------ Extracted records ------
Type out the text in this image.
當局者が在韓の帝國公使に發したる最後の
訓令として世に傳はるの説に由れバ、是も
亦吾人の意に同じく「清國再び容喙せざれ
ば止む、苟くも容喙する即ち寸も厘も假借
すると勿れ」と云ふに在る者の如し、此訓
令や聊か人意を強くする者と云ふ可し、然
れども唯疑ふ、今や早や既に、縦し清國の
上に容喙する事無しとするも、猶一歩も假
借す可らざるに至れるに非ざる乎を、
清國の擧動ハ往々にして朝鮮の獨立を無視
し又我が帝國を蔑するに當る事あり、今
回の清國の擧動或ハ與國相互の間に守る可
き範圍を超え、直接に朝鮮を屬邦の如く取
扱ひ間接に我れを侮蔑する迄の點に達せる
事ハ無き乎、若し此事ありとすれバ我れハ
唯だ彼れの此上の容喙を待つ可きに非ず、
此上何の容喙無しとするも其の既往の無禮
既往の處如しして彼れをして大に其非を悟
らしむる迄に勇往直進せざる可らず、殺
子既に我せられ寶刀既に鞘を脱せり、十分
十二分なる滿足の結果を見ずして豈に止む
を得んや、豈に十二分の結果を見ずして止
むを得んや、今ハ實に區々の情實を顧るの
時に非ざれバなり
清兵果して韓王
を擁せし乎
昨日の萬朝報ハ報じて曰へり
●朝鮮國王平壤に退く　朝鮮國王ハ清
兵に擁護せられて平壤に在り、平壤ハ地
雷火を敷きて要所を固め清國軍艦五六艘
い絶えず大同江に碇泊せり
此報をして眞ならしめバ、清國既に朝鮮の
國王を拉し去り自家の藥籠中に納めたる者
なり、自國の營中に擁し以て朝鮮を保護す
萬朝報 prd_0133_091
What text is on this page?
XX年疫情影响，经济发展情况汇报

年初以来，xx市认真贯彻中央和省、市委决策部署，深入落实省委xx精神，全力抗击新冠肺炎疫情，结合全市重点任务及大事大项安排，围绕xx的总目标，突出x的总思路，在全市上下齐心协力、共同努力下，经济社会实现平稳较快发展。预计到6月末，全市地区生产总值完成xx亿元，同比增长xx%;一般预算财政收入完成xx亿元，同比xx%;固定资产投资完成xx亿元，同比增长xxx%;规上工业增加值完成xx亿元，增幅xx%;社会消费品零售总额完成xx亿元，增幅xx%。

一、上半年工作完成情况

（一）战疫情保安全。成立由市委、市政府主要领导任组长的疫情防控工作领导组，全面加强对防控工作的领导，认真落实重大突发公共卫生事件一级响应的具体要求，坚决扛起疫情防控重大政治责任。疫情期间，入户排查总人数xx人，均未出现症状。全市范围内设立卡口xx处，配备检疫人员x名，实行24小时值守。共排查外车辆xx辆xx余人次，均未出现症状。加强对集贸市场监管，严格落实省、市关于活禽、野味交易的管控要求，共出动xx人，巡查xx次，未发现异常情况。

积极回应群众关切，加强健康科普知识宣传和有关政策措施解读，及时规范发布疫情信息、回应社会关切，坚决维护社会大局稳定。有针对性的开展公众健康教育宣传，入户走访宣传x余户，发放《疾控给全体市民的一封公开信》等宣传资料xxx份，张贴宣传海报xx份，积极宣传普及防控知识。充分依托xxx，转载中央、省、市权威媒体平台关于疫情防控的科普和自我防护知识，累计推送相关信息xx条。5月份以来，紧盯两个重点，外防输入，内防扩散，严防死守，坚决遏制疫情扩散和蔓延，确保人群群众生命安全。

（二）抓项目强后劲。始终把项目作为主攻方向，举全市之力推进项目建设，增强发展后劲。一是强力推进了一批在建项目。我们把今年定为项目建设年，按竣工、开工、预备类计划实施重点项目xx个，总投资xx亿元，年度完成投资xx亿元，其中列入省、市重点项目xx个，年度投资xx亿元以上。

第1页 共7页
------
Instructions for the task: The lines above should be duplicated exactly.

In response:
Type out the text in this image.
當局者が在韓の帝國公使に發したる最後の
訓令として世に傳はるの説に由れバ、是も
亦吾人の意に同じく「清國再び容喙せざれ
ば止む、苟くも容喙する即ち寸も厘も假借
すると勿れ」と云ふに在る者の如し、此訓
令や聊か人意を強くする者と云ふ可し、然
れども唯疑ふ、今や早や既に、縦し清國の
上に容喙する事無しとするも、猶一歩も假
借す可らざるに至れるに非ざる乎を、
清國の擧動ハ往々にして朝鮮の獨立を無視
し又我が帝國を蔑するに當る事あり、今
回の清國の擧動或ハ與國相互の間に守る可
き範圍を超え、直接に朝鮮を屬邦の如く取
扱ひ間接に我れを侮蔑する迄の點に達せる
事ハ無き乎、若し此事ありとすれバ我れハ
唯だ彼れの此上の容喙を待つ可きに非ず、
此上何の容喙無しとするも其の既往の無禮
既往の處如しして彼れをして大に其非を悟
らしむる迄に勇往直進せざる可らず、殺
子既に我せられ寶刀既に鞘を脱せり、十分
十二分なる滿足の結果を見ずして豈に止む
を得んや、豈に十二分の結果を見ずして止
むを得んや、今ハ實に區々の情實を顧るの
時に非ざれバなり
清兵果して韓王
を擁せし乎
昨日の萬朝報ハ報じて曰へり
●朝鮮國王平壤に退く　朝鮮國王ハ清
兵に擁護せられて平壤に在り、平壤ハ地
雷火を敷きて要所を固め清國軍艦五六艘
い絶えず大同江に碇泊せり
此報をして眞ならしめバ、清國既に朝鮮の
國王を拉し去り自家の藥籠中に納めたる者
なり、自國の營中に擁し以て朝鮮を保護す
萬朝報 prd_0133_091
What text is on this page?
XX年疫情影响，经济发展情况汇报

年初以来，xx市认真贯彻中央和省、市委决策部署，深入落实省委xx精神，全力抗击新冠肺炎疫情，结合全市重点任务及大事大项安排，围绕xx的总目标，突出x的总思路，在全市上下齐心协力、共同努力下，经济社会实现平稳较快发展。预计到6月末，全市地区生产总值完成xx亿元，同比增长xx%;一般预算财政收入完成xx亿元，同比xx%;固定资产投资完成xx亿元，同比增长xxx%;规上工业增加值完成xx亿元，增幅xx%;社会消费品零售总额完成xx亿元，增幅xx%。

一、上半年工作完成情况

（一）战疫情保安全。成立由市委、市政府主要领导任组长的疫情防控工作领导组，全面加强对防控工作的领导，认真落实重大突发公共卫生事件一级响应的具体要求，坚决扛起疫情防控重大政治责任。疫情期间，入户排查总人数xx人，均未出现症状。全市范围内设立卡口xx处，配备检疫人员x名，实行24小时值守。共排查外车辆xx辆xx余人次，均未出现症状。加强对集贸市场监管，严格落实省、市关于活禽、野味交易的管控要求，共出动xx人，巡查xx次，未发现异常情况。

积极回应群众关切，加强健康科普知识宣传和有关政策措施解读，及时规范发布疫情信息、回应社会关切，坚决维护社会大局稳定。有针对性的开展公众健康教育宣传，入户走访宣传x余户，发放《疾控给全体市民的一封公开信》等宣传资料xxx份，张贴宣传海报xx份，积极宣传普及防控知识。充分依托xxx，转载中央、省、市权威媒体平台关于疫情防控的科普和自我防护知识，累计推送相关信息xx条。5月份以来，紧盯两个重点，外防输入，内防扩散，严防死守，坚决遏制疫情扩散和蔓延，确保人群群众生命安全。

（二）抓项目强后劲。始终把项目作为主攻方向，举全市之力推进项目建设，增强发展后劲。一是强力推进了一批在建项目。我们把今年定为项目建设年，按竣工、开工、预备类计划实施重点项目xx个，总投资xx亿元，年度完成投资xx亿元，其中列入省、市重点项目xx个，年度投资xx亿元以上。

第1页 共7页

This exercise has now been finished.